◆ DATA PROVIDED

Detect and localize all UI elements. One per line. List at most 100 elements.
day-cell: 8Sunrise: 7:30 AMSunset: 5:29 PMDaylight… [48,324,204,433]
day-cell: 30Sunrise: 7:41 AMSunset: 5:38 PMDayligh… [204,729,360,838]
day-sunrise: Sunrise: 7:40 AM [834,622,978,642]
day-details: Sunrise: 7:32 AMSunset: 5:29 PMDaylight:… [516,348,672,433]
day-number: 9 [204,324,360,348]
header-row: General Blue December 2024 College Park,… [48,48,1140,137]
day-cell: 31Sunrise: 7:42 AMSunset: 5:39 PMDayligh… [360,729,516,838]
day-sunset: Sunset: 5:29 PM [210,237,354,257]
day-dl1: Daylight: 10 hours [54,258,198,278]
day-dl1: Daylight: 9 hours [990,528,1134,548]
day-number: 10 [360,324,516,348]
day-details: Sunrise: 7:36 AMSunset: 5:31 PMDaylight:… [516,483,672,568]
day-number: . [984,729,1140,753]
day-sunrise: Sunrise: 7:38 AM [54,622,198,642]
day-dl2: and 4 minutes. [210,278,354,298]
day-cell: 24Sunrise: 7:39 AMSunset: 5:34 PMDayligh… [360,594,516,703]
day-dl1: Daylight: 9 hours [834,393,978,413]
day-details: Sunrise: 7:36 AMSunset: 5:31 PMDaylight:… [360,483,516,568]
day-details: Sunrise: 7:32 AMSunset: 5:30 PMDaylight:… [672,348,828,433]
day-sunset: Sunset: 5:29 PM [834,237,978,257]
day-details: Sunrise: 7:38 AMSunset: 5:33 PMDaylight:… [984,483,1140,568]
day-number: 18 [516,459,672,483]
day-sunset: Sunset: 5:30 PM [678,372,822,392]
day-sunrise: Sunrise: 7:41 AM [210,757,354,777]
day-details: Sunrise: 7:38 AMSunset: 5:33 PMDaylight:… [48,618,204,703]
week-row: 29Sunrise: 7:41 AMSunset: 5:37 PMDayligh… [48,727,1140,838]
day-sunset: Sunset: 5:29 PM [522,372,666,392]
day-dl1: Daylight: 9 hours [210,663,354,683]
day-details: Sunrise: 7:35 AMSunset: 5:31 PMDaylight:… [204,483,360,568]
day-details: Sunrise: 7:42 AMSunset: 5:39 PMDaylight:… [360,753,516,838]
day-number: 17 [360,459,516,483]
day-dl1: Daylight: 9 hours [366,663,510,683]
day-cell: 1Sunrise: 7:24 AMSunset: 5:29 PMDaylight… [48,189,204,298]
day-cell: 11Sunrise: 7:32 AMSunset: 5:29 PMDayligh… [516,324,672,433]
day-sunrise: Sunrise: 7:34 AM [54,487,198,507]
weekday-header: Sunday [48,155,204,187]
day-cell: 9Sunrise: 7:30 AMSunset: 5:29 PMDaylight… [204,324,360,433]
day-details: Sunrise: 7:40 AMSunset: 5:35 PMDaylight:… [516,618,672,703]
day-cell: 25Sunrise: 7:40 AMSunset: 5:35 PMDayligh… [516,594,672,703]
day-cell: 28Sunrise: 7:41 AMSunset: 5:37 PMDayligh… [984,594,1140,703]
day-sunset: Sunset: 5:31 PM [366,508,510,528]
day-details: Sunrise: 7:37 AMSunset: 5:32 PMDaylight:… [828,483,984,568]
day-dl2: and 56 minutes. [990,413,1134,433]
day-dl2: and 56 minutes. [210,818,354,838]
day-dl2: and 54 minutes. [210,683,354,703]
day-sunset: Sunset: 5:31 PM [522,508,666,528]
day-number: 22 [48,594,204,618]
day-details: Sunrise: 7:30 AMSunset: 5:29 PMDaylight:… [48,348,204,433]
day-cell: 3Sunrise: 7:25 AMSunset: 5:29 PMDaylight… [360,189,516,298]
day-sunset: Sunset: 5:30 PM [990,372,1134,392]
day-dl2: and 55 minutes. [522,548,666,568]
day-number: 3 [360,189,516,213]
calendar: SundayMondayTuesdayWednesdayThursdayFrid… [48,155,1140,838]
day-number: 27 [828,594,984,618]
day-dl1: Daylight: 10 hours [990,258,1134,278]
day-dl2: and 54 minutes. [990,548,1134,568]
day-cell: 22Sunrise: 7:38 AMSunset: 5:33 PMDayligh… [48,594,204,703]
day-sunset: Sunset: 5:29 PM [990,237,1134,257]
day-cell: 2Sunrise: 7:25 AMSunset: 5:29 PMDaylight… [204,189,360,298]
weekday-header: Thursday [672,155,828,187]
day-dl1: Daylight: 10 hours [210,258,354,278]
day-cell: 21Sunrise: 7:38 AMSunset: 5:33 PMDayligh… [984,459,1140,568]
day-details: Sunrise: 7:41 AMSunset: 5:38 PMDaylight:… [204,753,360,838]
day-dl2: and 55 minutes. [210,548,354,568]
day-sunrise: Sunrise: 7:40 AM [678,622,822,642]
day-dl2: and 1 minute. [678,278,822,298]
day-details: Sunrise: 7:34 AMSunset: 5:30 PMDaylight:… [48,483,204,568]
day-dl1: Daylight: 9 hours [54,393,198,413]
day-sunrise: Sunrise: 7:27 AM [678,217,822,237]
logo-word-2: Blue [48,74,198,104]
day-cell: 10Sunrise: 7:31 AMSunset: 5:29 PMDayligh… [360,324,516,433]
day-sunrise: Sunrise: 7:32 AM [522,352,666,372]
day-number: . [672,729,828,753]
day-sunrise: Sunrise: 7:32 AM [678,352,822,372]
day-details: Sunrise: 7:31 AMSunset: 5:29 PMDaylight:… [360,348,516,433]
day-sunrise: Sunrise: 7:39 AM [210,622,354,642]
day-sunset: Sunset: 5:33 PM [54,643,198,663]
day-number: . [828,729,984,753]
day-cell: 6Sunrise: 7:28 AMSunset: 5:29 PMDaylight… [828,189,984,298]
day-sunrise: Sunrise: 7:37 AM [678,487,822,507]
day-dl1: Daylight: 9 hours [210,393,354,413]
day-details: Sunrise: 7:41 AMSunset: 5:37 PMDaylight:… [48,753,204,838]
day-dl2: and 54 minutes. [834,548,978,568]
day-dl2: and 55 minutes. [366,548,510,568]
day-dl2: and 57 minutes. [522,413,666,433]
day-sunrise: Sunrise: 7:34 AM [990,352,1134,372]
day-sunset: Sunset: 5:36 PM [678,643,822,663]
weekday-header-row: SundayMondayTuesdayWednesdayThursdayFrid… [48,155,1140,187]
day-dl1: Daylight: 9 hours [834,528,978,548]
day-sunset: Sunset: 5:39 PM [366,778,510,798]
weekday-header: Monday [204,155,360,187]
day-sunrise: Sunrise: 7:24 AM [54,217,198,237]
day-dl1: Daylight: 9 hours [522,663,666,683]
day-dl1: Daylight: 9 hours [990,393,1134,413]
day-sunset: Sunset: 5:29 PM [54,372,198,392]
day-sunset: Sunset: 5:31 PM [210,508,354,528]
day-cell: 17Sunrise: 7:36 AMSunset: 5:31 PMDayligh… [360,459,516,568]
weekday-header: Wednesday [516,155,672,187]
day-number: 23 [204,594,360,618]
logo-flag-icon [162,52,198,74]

◆ WHAT YOU NEED TO DO
Format all the entries above as a Markdown table with the columns No. and Entry text, one row per line, skipping blank lines.

◆ EXERCISE SOLUTION
| No. | Entry text |
|---|---|
| 1 | Detect and localize all UI elements. One per line. List at most 100 elements. |
| 2 | day-cell: 8Sunrise: 7:30 AMSunset: 5:29 PMDaylight… [48,324,204,433] |
| 3 | day-cell: 30Sunrise: 7:41 AMSunset: 5:38 PMDayligh… [204,729,360,838] |
| 4 | day-sunrise: Sunrise: 7:40 AM [834,622,978,642] |
| 5 | day-details: Sunrise: 7:32 AMSunset: 5:29 PMDaylight:… [516,348,672,433] |
| 6 | day-number: 9 [204,324,360,348] |
| 7 | header-row: General Blue December 2024 College Park,… [48,48,1140,137] |
| 8 | day-cell: 31Sunrise: 7:42 AMSunset: 5:39 PMDayligh… [360,729,516,838] |
| 9 | day-sunset: Sunset: 5:29 PM [210,237,354,257] |
| 10 | day-dl1: Daylight: 10 hours [54,258,198,278] |
| 11 | day-dl1: Daylight: 9 hours [990,528,1134,548] |
| 12 | day-number: 10 [360,324,516,348] |
| 13 | day-details: Sunrise: 7:36 AMSunset: 5:31 PMDaylight:… [516,483,672,568] |
| 14 | day-number: . [984,729,1140,753] |
| 15 | day-sunrise: Sunrise: 7:38 AM [54,622,198,642] |
| 16 | day-dl2: and 4 minutes. [210,278,354,298] |
| 17 | day-cell: 24Sunrise: 7:39 AMSunset: 5:34 PMDayligh… [360,594,516,703] |
| 18 | day-dl1: Daylight: 9 hours [834,393,978,413] |
| 19 | day-details: Sunrise: 7:36 AMSunset: 5:31 PMDaylight:… [360,483,516,568] |
| 20 | day-details: Sunrise: 7:32 AMSunset: 5:30 PMDaylight:… [672,348,828,433] |
| 21 | day-sunset: Sunset: 5:29 PM [834,237,978,257] |
| 22 | day-details: Sunrise: 7:38 AMSunset: 5:33 PMDaylight:… [984,483,1140,568] |
| 23 | day-number: 18 [516,459,672,483] |
| 24 | day-sunset: Sunset: 5:30 PM [678,372,822,392] |
| 25 | day-sunrise: Sunrise: 7:41 AM [210,757,354,777] |
| 26 | day-details: Sunrise: 7:38 AMSunset: 5:33 PMDaylight:… [48,618,204,703] |
| 27 | week-row: 29Sunrise: 7:41 AMSunset: 5:37 PMDayligh… [48,727,1140,838] |
| 28 | day-sunset: Sunset: 5:29 PM [522,372,666,392] |
| 29 | day-dl1: Daylight: 9 hours [210,663,354,683] |
| 30 | day-details: Sunrise: 7:35 AMSunset: 5:31 PMDaylight:… [204,483,360,568] |
| 31 | day-details: Sunrise: 7:42 AMSunset: 5:39 PMDaylight:… [360,753,516,838] |
| 32 | day-number: 17 [360,459,516,483] |
| 33 | day-dl1: Daylight: 9 hours [366,663,510,683] |
| 34 | day-cell: 1Sunrise: 7:24 AMSunset: 5:29 PMDaylight… [48,189,204,298] |
| 35 | day-cell: 11Sunrise: 7:32 AMSunset: 5:29 PMDayligh… [516,324,672,433] |
| 36 | day-sunrise: Sunrise: 7:34 AM [54,487,198,507] |
| 37 | weekday-header: Sunday [48,155,204,187] |
| 38 | day-cell: 9Sunrise: 7:30 AMSunset: 5:29 PMDaylight… [204,324,360,433] |
| 39 | day-details: Sunrise: 7:40 AMSunset: 5:35 PMDaylight:… [516,618,672,703] |
| 40 | day-cell: 25Sunrise: 7:40 AMSunset: 5:35 PMDayligh… [516,594,672,703] |
| 41 | day-cell: 28Sunrise: 7:41 AMSunset: 5:37 PMDayligh… [984,594,1140,703] |
| 42 | day-sunset: Sunset: 5:31 PM [366,508,510,528] |
| 43 | day-details: Sunrise: 7:37 AMSunset: 5:32 PMDaylight:… [828,483,984,568] |
| 44 | day-dl2: and 56 minutes. [990,413,1134,433] |
| 45 | day-dl2: and 56 minutes. [210,818,354,838] |
| 46 | day-dl2: and 54 minutes. [210,683,354,703] |
| 47 | day-sunset: Sunset: 5:31 PM [522,508,666,528] |
| 48 | day-number: 22 [48,594,204,618] |
| 49 | day-details: Sunrise: 7:30 AMSunset: 5:29 PMDaylight:… [48,348,204,433] |
| 50 | day-cell: 3Sunrise: 7:25 AMSunset: 5:29 PMDaylight… [360,189,516,298] |
| 51 | day-sunset: Sunset: 5:30 PM [990,372,1134,392] |
| 52 | day-dl2: and 55 minutes. [522,548,666,568] |
| 53 | day-number: 3 [360,189,516,213] |
| 54 | calendar: SundayMondayTuesdayWednesdayThursdayFrid… [48,155,1140,838] |
| 55 | day-number: 27 [828,594,984,618] |
| 56 | day-dl1: Daylight: 10 hours [990,258,1134,278] |
| 57 | day-dl2: and 54 minutes. [990,548,1134,568] |
| 58 | day-cell: 22Sunrise: 7:38 AMSunset: 5:33 PMDayligh… [48,594,204,703] |
| 59 | day-sunset: Sunset: 5:29 PM [990,237,1134,257] |
| 60 | day-cell: 2Sunrise: 7:25 AMSunset: 5:29 PMDaylight… [204,189,360,298] |
| 61 | weekday-header: Thursday [672,155,828,187] |
| 62 | day-dl1: Daylight: 10 hours [210,258,354,278] |
| 63 | day-cell: 21Sunrise: 7:38 AMSunset: 5:33 PMDayligh… [984,459,1140,568] |
| 64 | day-details: Sunrise: 7:41 AMSunset: 5:38 PMDaylight:… [204,753,360,838] |
| 65 | day-dl2: and 55 minutes. [210,548,354,568] |
| 66 | day-sunrise: Sunrise: 7:40 AM [678,622,822,642] |
| 67 | day-dl2: and 1 minute. [678,278,822,298] |
| 68 | day-details: Sunrise: 7:34 AMSunset: 5:30 PMDaylight:… [48,483,204,568] |
| 69 | day-dl1: Daylight: 9 hours [54,393,198,413] |
| 70 | day-sunrise: Sunrise: 7:27 AM [678,217,822,237] |
| 71 | logo-word-2: Blue [48,74,198,104] |
| 72 | day-cell: 10Sunrise: 7:31 AMSunset: 5:29 PMDayligh… [360,324,516,433] |
| 73 | day-sunrise: Sunrise: 7:32 AM [522,352,666,372] |
| 74 | day-number: . [672,729,828,753] |
| 75 | day-sunrise: Sunrise: 7:32 AM [678,352,822,372] |
| 76 | day-details: Sunrise: 7:31 AMSunset: 5:29 PMDaylight:… [360,348,516,433] |
| 77 | day-sunrise: Sunrise: 7:39 AM [210,622,354,642] |
| 78 | day-sunset: Sunset: 5:33 PM [54,643,198,663] |
| 79 | day-number: . [828,729,984,753] |
| 80 | day-cell: 6Sunrise: 7:28 AMSunset: 5:29 PMDaylight… [828,189,984,298] |
| 81 | day-sunrise: Sunrise: 7:37 AM [678,487,822,507] |
| 82 | day-dl1: Daylight: 9 hours [210,393,354,413] |
| 83 | day-details: Sunrise: 7:41 AMSunset: 5:37 PMDaylight:… [48,753,204,838] |
| 84 | day-dl2: and 54 minutes. [834,548,978,568] |
| 85 | day-dl2: and 55 minutes. [366,548,510,568] |
| 86 | day-dl2: and 57 minutes. [522,413,666,433] |
| 87 | day-sunrise: Sunrise: 7:34 AM [990,352,1134,372] |
| 88 | day-sunset: Sunset: 5:36 PM [678,643,822,663] |
| 89 | weekday-header-row: SundayMondayTuesdayWednesdayThursdayFrid… [48,155,1140,187] |
| 90 | day-dl1: Daylight: 9 hours [834,528,978,548] |
| 91 | day-sunset: Sunset: 5:39 PM [366,778,510,798] |
| 92 | weekday-header: Monday [204,155,360,187] |
| 93 | day-sunrise: Sunrise: 7:24 AM [54,217,198,237] |
| 94 | day-dl1: Daylight: 9 hours [522,663,666,683] |
| 95 | day-dl1: Daylight: 9 hours [990,393,1134,413] |
| 96 | day-sunset: Sunset: 5:29 PM [54,372,198,392] |
| 97 | day-sunset: Sunset: 5:31 PM [210,508,354,528] |
| 98 | day-cell: 17Sunrise: 7:36 AMSunset: 5:31 PMDayligh… [360,459,516,568] |
| 99 | weekday-header: Wednesday [516,155,672,187] |
| 100 | day-number: 23 [204,594,360,618] |
| 101 | logo-flag-icon [162,52,198,74] |